### EXERCISE OBJECTIVE
All the records that follow need to be reproduced exactly. Omit the images.

======== DATA PROVIDED

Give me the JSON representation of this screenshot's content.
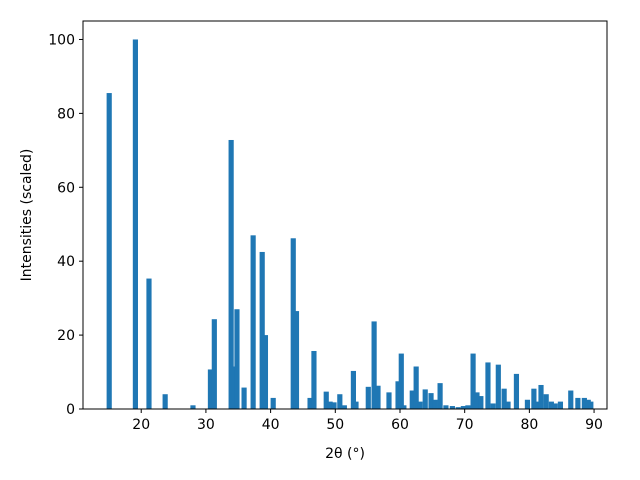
{
  "chart_data": {
    "type": "bar",
    "x_label": "2θ (°)",
    "y_label": "Intensities (scaled)",
    "color": "#1f77b4",
    "x": [
      15.05,
      19.1,
      21.2,
      23.7,
      28.0,
      30.7,
      31.3,
      33.9,
      34.4,
      34.8,
      35.9,
      37.3,
      38.7,
      39.2,
      40.4,
      43.5,
      44.0,
      46.1,
      46.7,
      48.6,
      49.2,
      49.8,
      50.7,
      51.4,
      52.8,
      53.2,
      55.1,
      56.0,
      56.6,
      58.3,
      59.7,
      60.2,
      60.6,
      61.9,
      62.5,
      63.1,
      63.9,
      64.8,
      65.4,
      66.2,
      67.1,
      68.1,
      69.0,
      69.8,
      70.5,
      71.3,
      71.9,
      72.5,
      73.6,
      74.4,
      75.2,
      76.1,
      76.7,
      78.0,
      79.7,
      80.7,
      81.4,
      81.8,
      82.6,
      83.4,
      84.0,
      84.8,
      86.4,
      87.5,
      88.5,
      89.1,
      89.5
    ],
    "values": [
      85.5,
      100,
      35.3,
      4,
      1,
      10.7,
      24.3,
      72.8,
      11.5,
      27,
      5.8,
      47,
      42.5,
      20,
      3,
      46.2,
      26.5,
      3,
      15.7,
      4.7,
      2,
      1.8,
      4,
      1,
      10.3,
      2,
      6,
      23.7,
      6.3,
      4.5,
      7.5,
      15,
      1,
      5,
      11.5,
      2,
      5.3,
      4.3,
      2.5,
      7,
      1,
      0.8,
      0.5,
      0.8,
      1,
      15,
      4.5,
      3.5,
      12.6,
      1.5,
      12,
      5.5,
      2,
      9.5,
      2.5,
      5.5,
      2,
      6.5,
      4,
      2,
      1.5,
      2,
      5,
      3,
      3,
      2.5,
      2
    ],
    "xlim": [
      11.0,
      92.0
    ],
    "ylim": [
      0,
      105
    ],
    "xticks": [
      20,
      30,
      40,
      50,
      60,
      70,
      80,
      90
    ],
    "yticks": [
      0,
      20,
      40,
      60,
      80,
      100
    ]
  }
}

================

### REPLY TO THE EXERCISE
Give me the JSON representation of this screenshot's content.
{
  "chart_data": {
    "type": "bar",
    "x_label": "2θ (°)",
    "y_label": "Intensities (scaled)",
    "color": "#1f77b4",
    "x": [
      15.05,
      19.1,
      21.2,
      23.7,
      28.0,
      30.7,
      31.3,
      33.9,
      34.4,
      34.8,
      35.9,
      37.3,
      38.7,
      39.2,
      40.4,
      43.5,
      44.0,
      46.1,
      46.7,
      48.6,
      49.2,
      49.8,
      50.7,
      51.4,
      52.8,
      53.2,
      55.1,
      56.0,
      56.6,
      58.3,
      59.7,
      60.2,
      60.6,
      61.9,
      62.5,
      63.1,
      63.9,
      64.8,
      65.4,
      66.2,
      67.1,
      68.1,
      69.0,
      69.8,
      70.5,
      71.3,
      71.9,
      72.5,
      73.6,
      74.4,
      75.2,
      76.1,
      76.7,
      78.0,
      79.7,
      80.7,
      81.4,
      81.8,
      82.6,
      83.4,
      84.0,
      84.8,
      86.4,
      87.5,
      88.5,
      89.1,
      89.5
    ],
    "values": [
      85.5,
      100,
      35.3,
      4,
      1,
      10.7,
      24.3,
      72.8,
      11.5,
      27,
      5.8,
      47,
      42.5,
      20,
      3,
      46.2,
      26.5,
      3,
      15.7,
      4.7,
      2,
      1.8,
      4,
      1,
      10.3,
      2,
      6,
      23.7,
      6.3,
      4.5,
      7.5,
      15,
      1,
      5,
      11.5,
      2,
      5.3,
      4.3,
      2.5,
      7,
      1,
      0.8,
      0.5,
      0.8,
      1,
      15,
      4.5,
      3.5,
      12.6,
      1.5,
      12,
      5.5,
      2,
      9.5,
      2.5,
      5.5,
      2,
      6.5,
      4,
      2,
      1.5,
      2,
      5,
      3,
      3,
      2.5,
      2
    ],
    "xlim": [
      11.0,
      92.0
    ],
    "ylim": [
      0,
      105
    ],
    "xticks": [
      20,
      30,
      40,
      50,
      60,
      70,
      80,
      90
    ],
    "yticks": [
      0,
      20,
      40,
      60,
      80,
      100
    ]
  }
}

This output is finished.